[Items from a figure collection]

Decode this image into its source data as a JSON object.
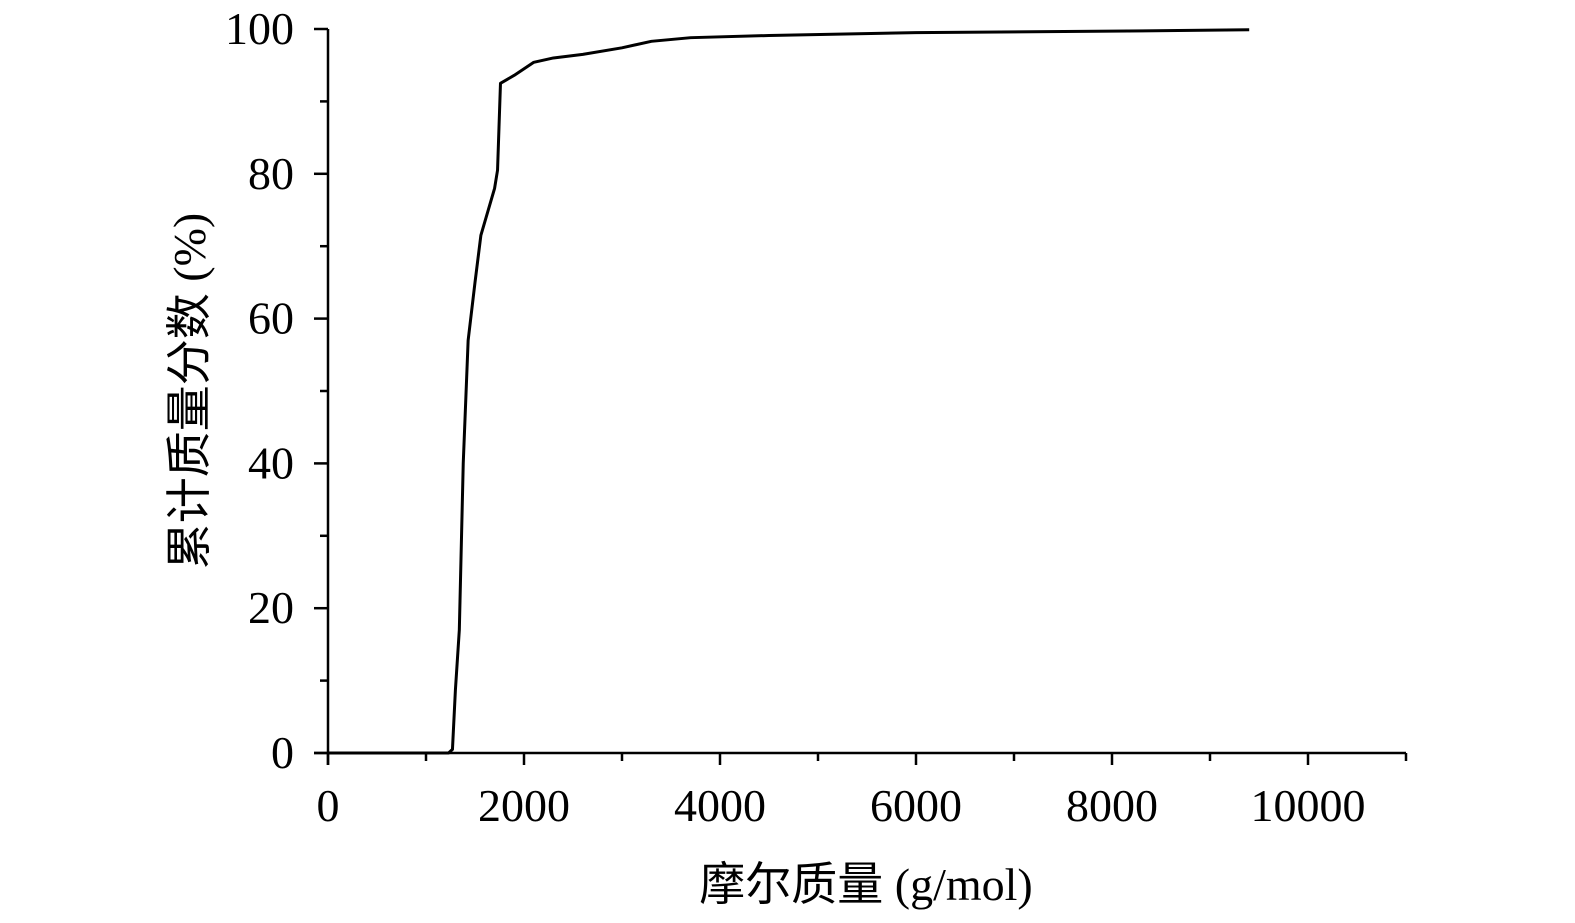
{
  "chart_data": {
    "type": "line",
    "x_label": "摩尔质量 (g/mol)",
    "y_label": "累计质量分数 (%)",
    "x": [
      0,
      1230,
      1270,
      1300,
      1340,
      1380,
      1430,
      1500,
      1560,
      1700,
      1730,
      1760,
      1900,
      2100,
      2300,
      2600,
      3000,
      3300,
      3700,
      4500,
      6000,
      8000,
      9400
    ],
    "series": [
      {
        "name": "累计质量分数",
        "color": "#000000",
        "values": [
          0,
          0,
          0.5,
          8.7,
          17,
          40,
          57,
          65,
          71.5,
          78,
          80.5,
          92.5,
          93.6,
          95.4,
          96,
          96.5,
          97.4,
          98.3,
          98.8,
          99.1,
          99.5,
          99.7,
          99.9
        ]
      }
    ],
    "xlim": [
      0,
      11000
    ],
    "ylim": [
      0,
      100
    ],
    "xticks": [
      0,
      2000,
      4000,
      6000,
      8000,
      10000
    ],
    "yticks": [
      0,
      20,
      40,
      60,
      80,
      100
    ],
    "xminor_ticks": [
      1000,
      3000,
      5000,
      7000,
      9000,
      11000
    ],
    "yminor_ticks": [
      10,
      30,
      50,
      70,
      90
    ],
    "grid": false
  }
}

◆ What needs to be done: Repeat the full listing above exactly, with no pictures in the copy.

◆ Answer to this problem:
Decode this image into its source data as a JSON object.
{
  "chart_data": {
    "type": "line",
    "x_label": "摩尔质量 (g/mol)",
    "y_label": "累计质量分数 (%)",
    "x": [
      0,
      1230,
      1270,
      1300,
      1340,
      1380,
      1430,
      1500,
      1560,
      1700,
      1730,
      1760,
      1900,
      2100,
      2300,
      2600,
      3000,
      3300,
      3700,
      4500,
      6000,
      8000,
      9400
    ],
    "series": [
      {
        "name": "累计质量分数",
        "color": "#000000",
        "values": [
          0,
          0,
          0.5,
          8.7,
          17,
          40,
          57,
          65,
          71.5,
          78,
          80.5,
          92.5,
          93.6,
          95.4,
          96,
          96.5,
          97.4,
          98.3,
          98.8,
          99.1,
          99.5,
          99.7,
          99.9
        ]
      }
    ],
    "xlim": [
      0,
      11000
    ],
    "ylim": [
      0,
      100
    ],
    "xticks": [
      0,
      2000,
      4000,
      6000,
      8000,
      10000
    ],
    "yticks": [
      0,
      20,
      40,
      60,
      80,
      100
    ],
    "xminor_ticks": [
      1000,
      3000,
      5000,
      7000,
      9000,
      11000
    ],
    "yminor_ticks": [
      10,
      30,
      50,
      70,
      90
    ],
    "grid": false
  }
}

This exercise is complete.